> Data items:
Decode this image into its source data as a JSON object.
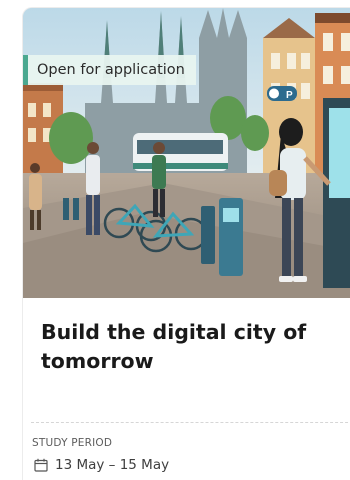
{
  "card": {
    "status_badge": "Open for application",
    "title": "Build the digital city of tomorrow",
    "study_period_label": "STUDY PERIOD",
    "study_period_dates": "13 May – 15 May",
    "calendar_icon": "calendar-icon",
    "accent_color": "#4ba890",
    "image_alt": "illustrated city street with tram, bike share station and people using digital kiosks"
  },
  "sign": {
    "parking": "P"
  }
}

> Short exercise: Without the pictures, reproduce every line of the records above exactly.

> Response:
Decode this image into its source data as a JSON object.
{
  "card": {
    "status_badge": "Open for application",
    "title": "Build the digital city of tomorrow",
    "study_period_label": "STUDY PERIOD",
    "study_period_dates": "13 May – 15 May",
    "calendar_icon": "calendar-icon",
    "accent_color": "#4ba890",
    "image_alt": "illustrated city street with tram, bike share station and people using digital kiosks"
  },
  "sign": {
    "parking": "P"
  }
}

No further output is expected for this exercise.